Stored dataset items

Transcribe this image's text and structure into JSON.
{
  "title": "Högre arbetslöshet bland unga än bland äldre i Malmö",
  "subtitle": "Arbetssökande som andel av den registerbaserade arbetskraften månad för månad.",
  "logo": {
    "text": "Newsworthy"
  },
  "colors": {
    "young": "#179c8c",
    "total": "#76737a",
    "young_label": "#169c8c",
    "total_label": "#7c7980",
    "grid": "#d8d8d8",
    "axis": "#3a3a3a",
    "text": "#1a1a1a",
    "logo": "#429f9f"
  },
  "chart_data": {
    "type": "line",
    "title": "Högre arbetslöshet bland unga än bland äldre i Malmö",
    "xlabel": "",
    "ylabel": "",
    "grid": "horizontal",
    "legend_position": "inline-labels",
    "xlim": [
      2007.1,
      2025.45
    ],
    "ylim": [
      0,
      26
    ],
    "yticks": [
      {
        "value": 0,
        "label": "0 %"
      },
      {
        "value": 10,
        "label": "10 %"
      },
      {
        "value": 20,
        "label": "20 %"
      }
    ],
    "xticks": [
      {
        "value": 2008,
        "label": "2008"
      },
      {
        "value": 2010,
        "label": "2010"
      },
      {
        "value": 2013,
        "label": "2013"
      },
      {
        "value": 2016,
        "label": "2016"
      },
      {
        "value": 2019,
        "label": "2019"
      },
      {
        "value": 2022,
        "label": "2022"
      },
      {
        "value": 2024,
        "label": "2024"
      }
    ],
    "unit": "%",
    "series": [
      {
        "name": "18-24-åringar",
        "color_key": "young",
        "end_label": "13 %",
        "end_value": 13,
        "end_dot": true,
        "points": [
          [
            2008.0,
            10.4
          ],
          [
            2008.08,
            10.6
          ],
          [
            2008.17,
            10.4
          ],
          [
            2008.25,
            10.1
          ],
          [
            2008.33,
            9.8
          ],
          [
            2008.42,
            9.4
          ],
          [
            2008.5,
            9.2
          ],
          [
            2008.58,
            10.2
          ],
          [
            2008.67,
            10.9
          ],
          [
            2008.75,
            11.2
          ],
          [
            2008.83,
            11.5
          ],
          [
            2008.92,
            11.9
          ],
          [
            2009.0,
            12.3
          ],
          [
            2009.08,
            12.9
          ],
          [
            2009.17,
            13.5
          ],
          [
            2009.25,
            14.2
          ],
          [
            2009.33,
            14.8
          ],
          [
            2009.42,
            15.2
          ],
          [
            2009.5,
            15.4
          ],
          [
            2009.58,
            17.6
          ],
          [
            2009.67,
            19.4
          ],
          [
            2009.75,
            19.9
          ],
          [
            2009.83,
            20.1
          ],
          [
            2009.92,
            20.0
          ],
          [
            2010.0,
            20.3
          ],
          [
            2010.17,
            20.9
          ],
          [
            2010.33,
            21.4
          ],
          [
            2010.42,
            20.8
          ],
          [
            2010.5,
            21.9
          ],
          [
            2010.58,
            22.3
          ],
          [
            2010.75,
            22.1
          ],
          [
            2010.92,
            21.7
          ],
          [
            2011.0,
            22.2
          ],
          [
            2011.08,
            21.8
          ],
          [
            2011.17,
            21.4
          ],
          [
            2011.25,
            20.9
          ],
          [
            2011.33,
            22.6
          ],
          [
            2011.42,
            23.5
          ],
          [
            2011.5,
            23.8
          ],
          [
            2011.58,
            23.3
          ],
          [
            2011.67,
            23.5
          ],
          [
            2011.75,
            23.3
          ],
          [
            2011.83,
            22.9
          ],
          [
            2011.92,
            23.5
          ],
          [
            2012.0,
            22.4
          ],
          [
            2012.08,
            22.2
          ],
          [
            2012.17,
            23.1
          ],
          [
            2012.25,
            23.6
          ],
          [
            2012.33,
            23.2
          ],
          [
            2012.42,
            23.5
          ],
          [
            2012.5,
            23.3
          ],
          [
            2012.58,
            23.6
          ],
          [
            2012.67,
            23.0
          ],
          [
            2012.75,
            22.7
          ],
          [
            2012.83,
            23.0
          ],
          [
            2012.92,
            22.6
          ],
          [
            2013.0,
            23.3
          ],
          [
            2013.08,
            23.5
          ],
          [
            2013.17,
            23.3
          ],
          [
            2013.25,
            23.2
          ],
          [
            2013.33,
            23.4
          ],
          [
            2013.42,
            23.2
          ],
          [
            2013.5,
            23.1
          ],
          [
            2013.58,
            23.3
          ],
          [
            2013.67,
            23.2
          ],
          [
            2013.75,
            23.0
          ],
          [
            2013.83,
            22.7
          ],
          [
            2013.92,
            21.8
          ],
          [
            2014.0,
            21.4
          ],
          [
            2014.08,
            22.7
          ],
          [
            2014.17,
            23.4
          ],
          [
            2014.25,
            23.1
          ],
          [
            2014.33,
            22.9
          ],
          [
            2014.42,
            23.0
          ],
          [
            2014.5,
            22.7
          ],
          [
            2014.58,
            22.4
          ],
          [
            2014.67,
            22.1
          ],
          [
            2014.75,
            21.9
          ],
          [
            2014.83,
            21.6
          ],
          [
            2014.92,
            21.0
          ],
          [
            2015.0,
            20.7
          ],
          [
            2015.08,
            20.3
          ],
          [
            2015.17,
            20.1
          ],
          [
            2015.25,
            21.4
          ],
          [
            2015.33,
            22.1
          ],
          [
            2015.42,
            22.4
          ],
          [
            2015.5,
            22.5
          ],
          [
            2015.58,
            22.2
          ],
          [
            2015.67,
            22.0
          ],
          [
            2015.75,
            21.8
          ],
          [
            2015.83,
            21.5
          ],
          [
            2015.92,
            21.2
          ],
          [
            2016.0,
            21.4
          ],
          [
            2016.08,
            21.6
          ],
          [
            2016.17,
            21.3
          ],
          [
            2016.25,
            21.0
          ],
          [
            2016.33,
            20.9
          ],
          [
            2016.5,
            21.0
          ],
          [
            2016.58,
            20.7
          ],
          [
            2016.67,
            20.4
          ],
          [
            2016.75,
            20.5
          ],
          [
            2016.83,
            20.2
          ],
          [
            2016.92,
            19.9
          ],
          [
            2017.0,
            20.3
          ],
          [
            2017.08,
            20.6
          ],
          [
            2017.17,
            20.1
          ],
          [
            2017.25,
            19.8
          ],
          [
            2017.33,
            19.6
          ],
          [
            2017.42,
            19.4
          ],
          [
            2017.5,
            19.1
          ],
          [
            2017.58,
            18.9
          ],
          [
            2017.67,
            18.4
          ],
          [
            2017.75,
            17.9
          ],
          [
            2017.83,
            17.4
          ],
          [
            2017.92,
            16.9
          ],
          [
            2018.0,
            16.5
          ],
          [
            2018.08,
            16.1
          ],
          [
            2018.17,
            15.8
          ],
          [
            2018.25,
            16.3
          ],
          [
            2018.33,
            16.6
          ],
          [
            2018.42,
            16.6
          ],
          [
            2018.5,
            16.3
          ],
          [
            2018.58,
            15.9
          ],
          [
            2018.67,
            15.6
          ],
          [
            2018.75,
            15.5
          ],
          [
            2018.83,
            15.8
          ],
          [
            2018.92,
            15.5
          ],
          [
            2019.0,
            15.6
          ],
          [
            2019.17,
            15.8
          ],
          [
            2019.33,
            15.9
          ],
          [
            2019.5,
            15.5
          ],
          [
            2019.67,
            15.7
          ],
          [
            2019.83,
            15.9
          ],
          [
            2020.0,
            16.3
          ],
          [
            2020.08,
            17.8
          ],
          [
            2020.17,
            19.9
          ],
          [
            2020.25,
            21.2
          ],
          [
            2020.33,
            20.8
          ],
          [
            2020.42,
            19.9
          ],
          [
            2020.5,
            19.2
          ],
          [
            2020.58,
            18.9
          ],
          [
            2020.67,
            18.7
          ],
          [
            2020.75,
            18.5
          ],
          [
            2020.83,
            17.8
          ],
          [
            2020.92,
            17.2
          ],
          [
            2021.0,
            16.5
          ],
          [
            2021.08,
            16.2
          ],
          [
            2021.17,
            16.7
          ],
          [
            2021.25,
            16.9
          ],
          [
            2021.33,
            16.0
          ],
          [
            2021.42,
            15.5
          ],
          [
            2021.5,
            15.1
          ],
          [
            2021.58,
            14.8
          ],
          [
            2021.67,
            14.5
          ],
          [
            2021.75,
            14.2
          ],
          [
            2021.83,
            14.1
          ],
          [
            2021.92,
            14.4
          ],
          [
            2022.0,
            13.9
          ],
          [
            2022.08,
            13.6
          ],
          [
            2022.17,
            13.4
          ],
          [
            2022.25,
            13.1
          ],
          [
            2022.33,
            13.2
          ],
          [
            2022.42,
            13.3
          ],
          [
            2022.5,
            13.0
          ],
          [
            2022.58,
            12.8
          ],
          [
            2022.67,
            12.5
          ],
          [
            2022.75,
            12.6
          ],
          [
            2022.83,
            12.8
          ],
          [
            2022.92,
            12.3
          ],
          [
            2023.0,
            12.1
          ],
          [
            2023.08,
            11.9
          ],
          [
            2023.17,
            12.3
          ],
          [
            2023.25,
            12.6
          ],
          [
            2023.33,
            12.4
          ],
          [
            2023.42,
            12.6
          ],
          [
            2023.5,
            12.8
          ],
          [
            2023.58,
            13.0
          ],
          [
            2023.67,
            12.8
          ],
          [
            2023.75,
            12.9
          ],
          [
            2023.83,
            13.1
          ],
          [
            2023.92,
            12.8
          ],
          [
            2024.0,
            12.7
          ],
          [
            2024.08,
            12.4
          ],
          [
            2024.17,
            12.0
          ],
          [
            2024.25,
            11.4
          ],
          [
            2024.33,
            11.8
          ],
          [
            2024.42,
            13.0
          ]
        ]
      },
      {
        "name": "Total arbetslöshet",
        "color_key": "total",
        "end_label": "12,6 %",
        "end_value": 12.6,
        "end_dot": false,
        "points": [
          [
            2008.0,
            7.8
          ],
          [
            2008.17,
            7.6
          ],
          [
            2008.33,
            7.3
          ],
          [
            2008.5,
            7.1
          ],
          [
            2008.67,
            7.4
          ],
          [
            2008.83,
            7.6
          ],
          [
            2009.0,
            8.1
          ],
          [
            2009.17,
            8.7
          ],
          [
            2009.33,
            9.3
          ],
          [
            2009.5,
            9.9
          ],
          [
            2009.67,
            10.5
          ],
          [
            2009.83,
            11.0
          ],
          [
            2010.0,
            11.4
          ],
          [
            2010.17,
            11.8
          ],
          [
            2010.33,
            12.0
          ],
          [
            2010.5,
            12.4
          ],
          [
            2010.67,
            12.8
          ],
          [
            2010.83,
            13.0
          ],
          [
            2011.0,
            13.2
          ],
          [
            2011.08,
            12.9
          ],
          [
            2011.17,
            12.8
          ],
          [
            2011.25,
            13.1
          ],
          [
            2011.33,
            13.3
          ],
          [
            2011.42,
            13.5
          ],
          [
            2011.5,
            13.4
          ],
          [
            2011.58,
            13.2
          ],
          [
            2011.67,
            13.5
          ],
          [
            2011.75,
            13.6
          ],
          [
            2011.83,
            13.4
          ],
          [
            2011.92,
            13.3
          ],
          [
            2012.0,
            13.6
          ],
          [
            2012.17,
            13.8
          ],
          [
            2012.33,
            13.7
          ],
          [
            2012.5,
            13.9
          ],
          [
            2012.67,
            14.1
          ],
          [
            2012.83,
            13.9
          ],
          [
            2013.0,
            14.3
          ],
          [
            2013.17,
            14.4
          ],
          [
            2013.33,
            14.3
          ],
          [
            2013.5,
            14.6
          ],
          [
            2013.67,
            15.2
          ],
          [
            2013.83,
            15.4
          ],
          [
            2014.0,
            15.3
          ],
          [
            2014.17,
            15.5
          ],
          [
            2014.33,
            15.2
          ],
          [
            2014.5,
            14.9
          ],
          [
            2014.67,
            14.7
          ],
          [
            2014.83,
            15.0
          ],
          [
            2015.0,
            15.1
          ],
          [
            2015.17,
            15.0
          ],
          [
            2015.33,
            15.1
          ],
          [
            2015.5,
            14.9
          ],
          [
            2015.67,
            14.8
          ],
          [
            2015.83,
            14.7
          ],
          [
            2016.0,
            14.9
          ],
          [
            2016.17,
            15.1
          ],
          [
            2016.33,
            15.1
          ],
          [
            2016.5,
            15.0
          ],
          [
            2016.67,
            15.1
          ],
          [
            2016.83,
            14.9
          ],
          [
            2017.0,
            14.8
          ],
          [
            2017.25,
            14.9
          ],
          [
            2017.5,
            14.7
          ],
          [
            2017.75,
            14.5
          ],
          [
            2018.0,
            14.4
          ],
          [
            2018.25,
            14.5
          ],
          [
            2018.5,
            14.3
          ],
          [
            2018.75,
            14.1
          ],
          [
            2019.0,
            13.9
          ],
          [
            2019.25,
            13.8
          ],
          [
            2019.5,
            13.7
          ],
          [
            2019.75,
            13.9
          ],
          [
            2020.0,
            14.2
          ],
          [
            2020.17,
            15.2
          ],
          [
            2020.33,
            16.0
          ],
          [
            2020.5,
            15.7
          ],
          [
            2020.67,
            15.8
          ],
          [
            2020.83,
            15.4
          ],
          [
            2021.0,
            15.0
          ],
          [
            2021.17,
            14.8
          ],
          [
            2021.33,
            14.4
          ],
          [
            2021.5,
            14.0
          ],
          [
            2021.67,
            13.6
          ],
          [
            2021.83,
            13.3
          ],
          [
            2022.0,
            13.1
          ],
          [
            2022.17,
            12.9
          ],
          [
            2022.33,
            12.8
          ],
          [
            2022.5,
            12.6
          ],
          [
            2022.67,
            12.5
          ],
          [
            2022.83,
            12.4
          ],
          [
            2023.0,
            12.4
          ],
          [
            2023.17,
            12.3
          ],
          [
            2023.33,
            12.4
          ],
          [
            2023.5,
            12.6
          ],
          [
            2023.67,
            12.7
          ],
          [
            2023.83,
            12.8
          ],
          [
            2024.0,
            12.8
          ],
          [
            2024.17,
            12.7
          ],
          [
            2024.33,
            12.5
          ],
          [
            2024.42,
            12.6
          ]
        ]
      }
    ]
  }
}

**EXERCISE AIM:**
Gather up every line from the listing above in which the word "name" occurs.

**TASK RESULT:**
        "name": "18-24-åringar",
        "name": "Total arbetslöshet",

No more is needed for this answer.